» Direction:
Nothing in the data should change when you return it, but leave the pictures out.

-------- Dataset records --------

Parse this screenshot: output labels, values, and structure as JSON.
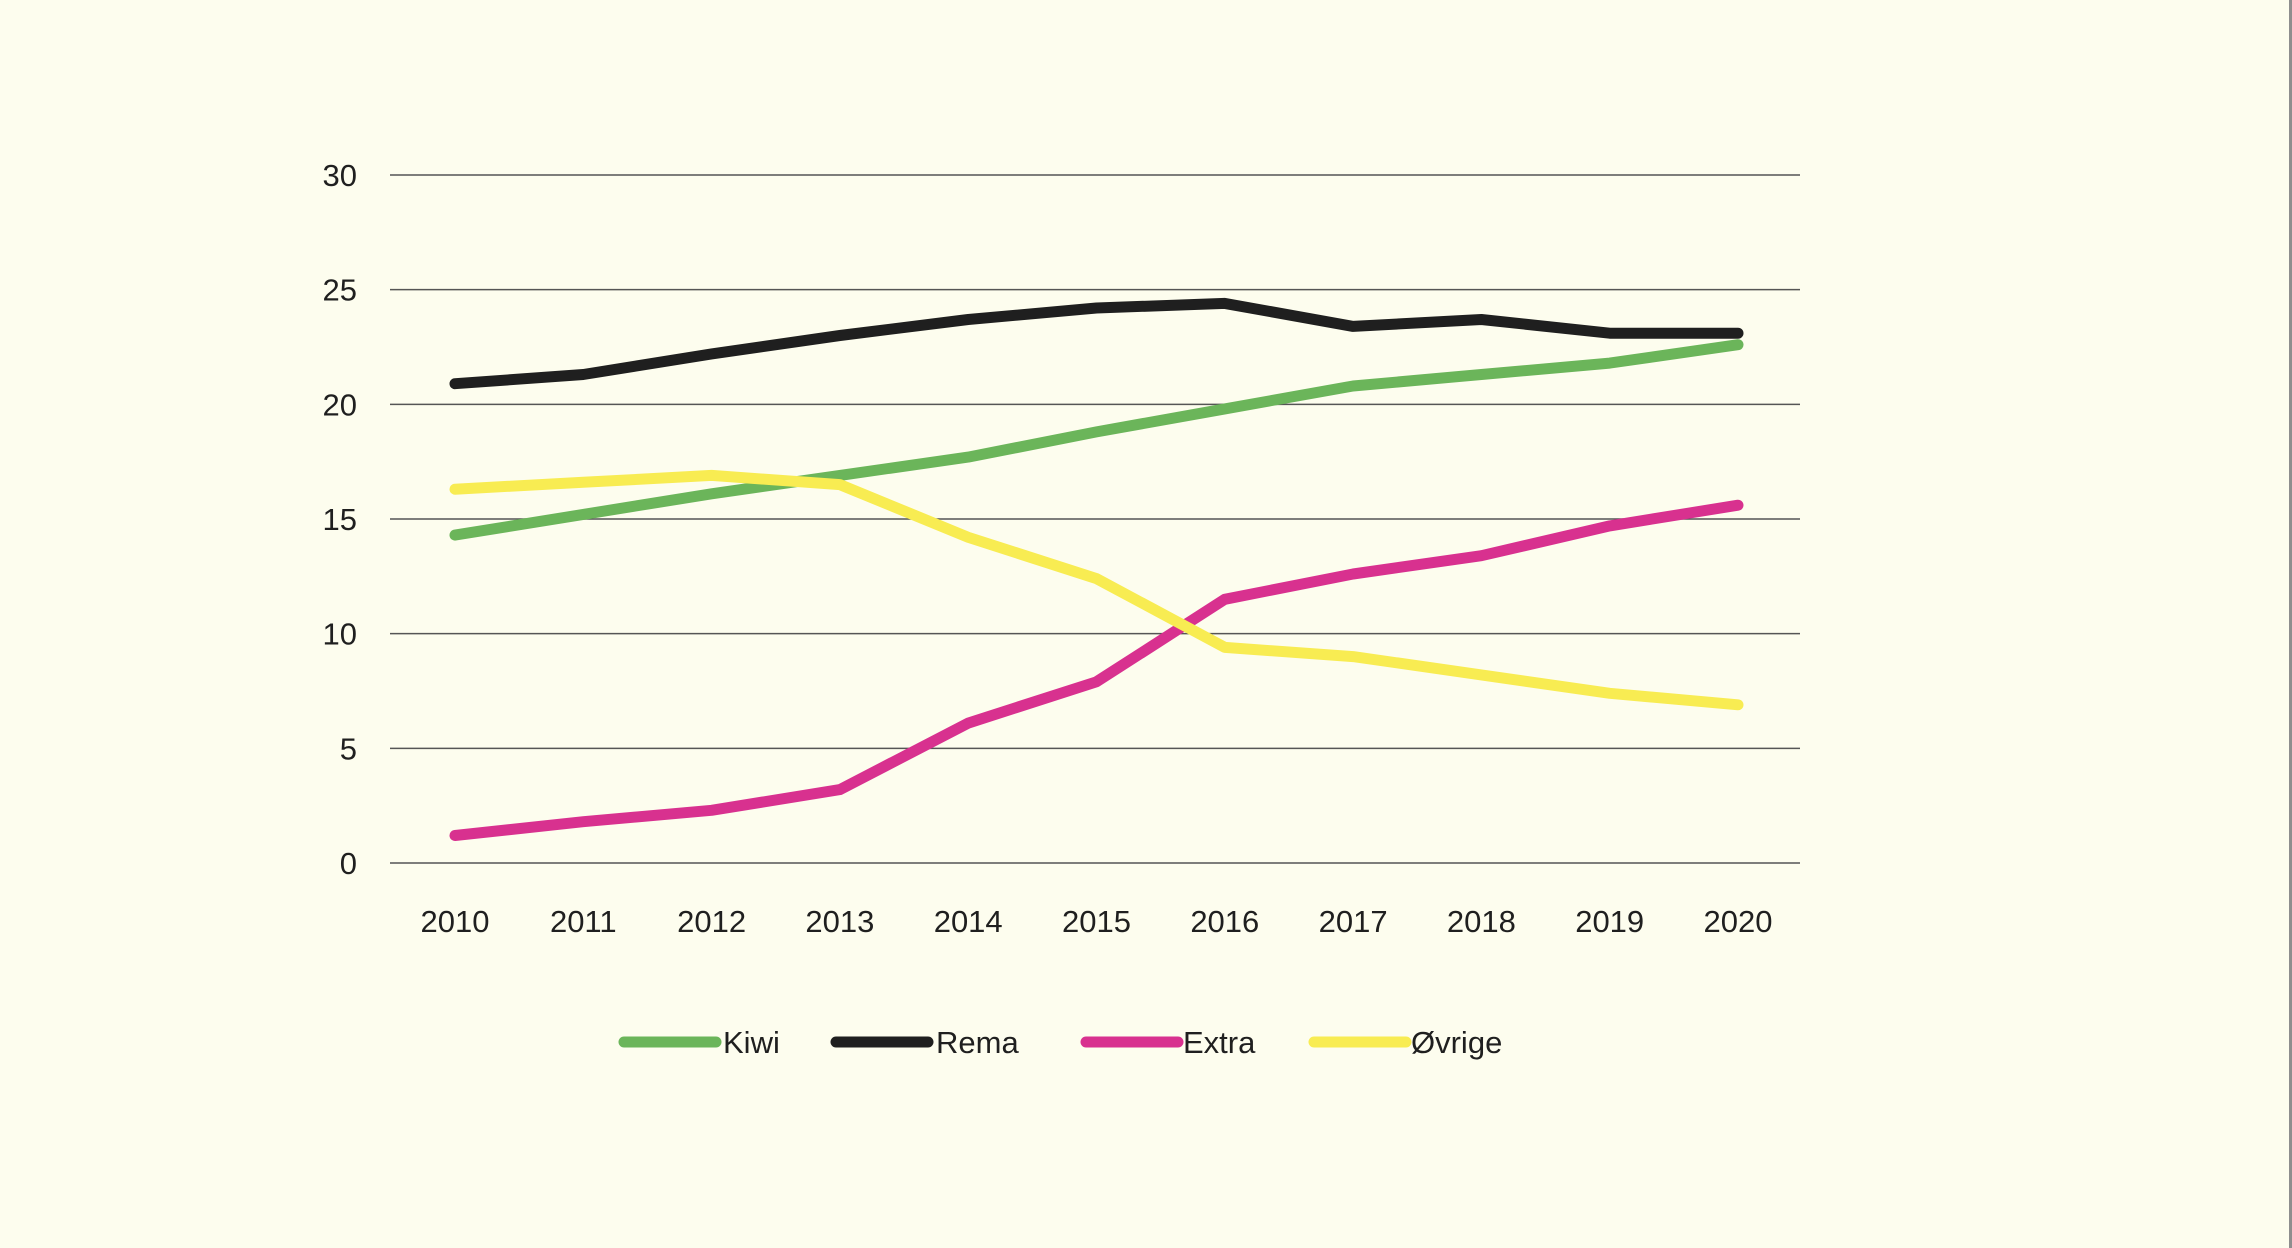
{
  "colors": {
    "background": "#fdfdee",
    "gridline": "#555555",
    "text": "#1f1f1f"
  },
  "chart_data": {
    "type": "line",
    "title": "",
    "xlabel": "",
    "ylabel": "",
    "x": [
      "2010",
      "2011",
      "2012",
      "2013",
      "2014",
      "2015",
      "2016",
      "2017",
      "2018",
      "2019",
      "2020"
    ],
    "ylim": [
      0,
      30
    ],
    "yticks": [
      0,
      5,
      10,
      15,
      20,
      25,
      30
    ],
    "grid": true,
    "legend_position": "bottom",
    "series": [
      {
        "name": "Kiwi",
        "color": "#6bb55a",
        "values": [
          14.3,
          15.2,
          16.1,
          16.9,
          17.7,
          18.8,
          19.8,
          20.8,
          21.3,
          21.8,
          22.6
        ]
      },
      {
        "name": "Rema",
        "color": "#1f1f1f",
        "values": [
          20.9,
          21.3,
          22.2,
          23.0,
          23.7,
          24.2,
          24.4,
          23.4,
          23.7,
          23.1,
          23.1
        ]
      },
      {
        "name": "Extra",
        "color": "#d8318f",
        "values": [
          1.2,
          1.8,
          2.3,
          3.2,
          6.1,
          7.9,
          11.5,
          12.6,
          13.4,
          14.7,
          15.6
        ]
      },
      {
        "name": "Øvrige",
        "color": "#f8ec52",
        "values": [
          16.3,
          16.6,
          16.9,
          16.5,
          14.2,
          12.4,
          9.4,
          9.0,
          8.2,
          7.4,
          6.9
        ]
      }
    ]
  }
}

--------

» Worked answer:
Parse this screenshot: output labels, values, and structure as JSON.
{
  "colors": {
    "background": "#fdfdee",
    "gridline": "#555555",
    "text": "#1f1f1f"
  },
  "chart_data": {
    "type": "line",
    "title": "",
    "xlabel": "",
    "ylabel": "",
    "x": [
      "2010",
      "2011",
      "2012",
      "2013",
      "2014",
      "2015",
      "2016",
      "2017",
      "2018",
      "2019",
      "2020"
    ],
    "ylim": [
      0,
      30
    ],
    "yticks": [
      0,
      5,
      10,
      15,
      20,
      25,
      30
    ],
    "grid": true,
    "legend_position": "bottom",
    "series": [
      {
        "name": "Kiwi",
        "color": "#6bb55a",
        "values": [
          14.3,
          15.2,
          16.1,
          16.9,
          17.7,
          18.8,
          19.8,
          20.8,
          21.3,
          21.8,
          22.6
        ]
      },
      {
        "name": "Rema",
        "color": "#1f1f1f",
        "values": [
          20.9,
          21.3,
          22.2,
          23.0,
          23.7,
          24.2,
          24.4,
          23.4,
          23.7,
          23.1,
          23.1
        ]
      },
      {
        "name": "Extra",
        "color": "#d8318f",
        "values": [
          1.2,
          1.8,
          2.3,
          3.2,
          6.1,
          7.9,
          11.5,
          12.6,
          13.4,
          14.7,
          15.6
        ]
      },
      {
        "name": "Øvrige",
        "color": "#f8ec52",
        "values": [
          16.3,
          16.6,
          16.9,
          16.5,
          14.2,
          12.4,
          9.4,
          9.0,
          8.2,
          7.4,
          6.9
        ]
      }
    ]
  }
}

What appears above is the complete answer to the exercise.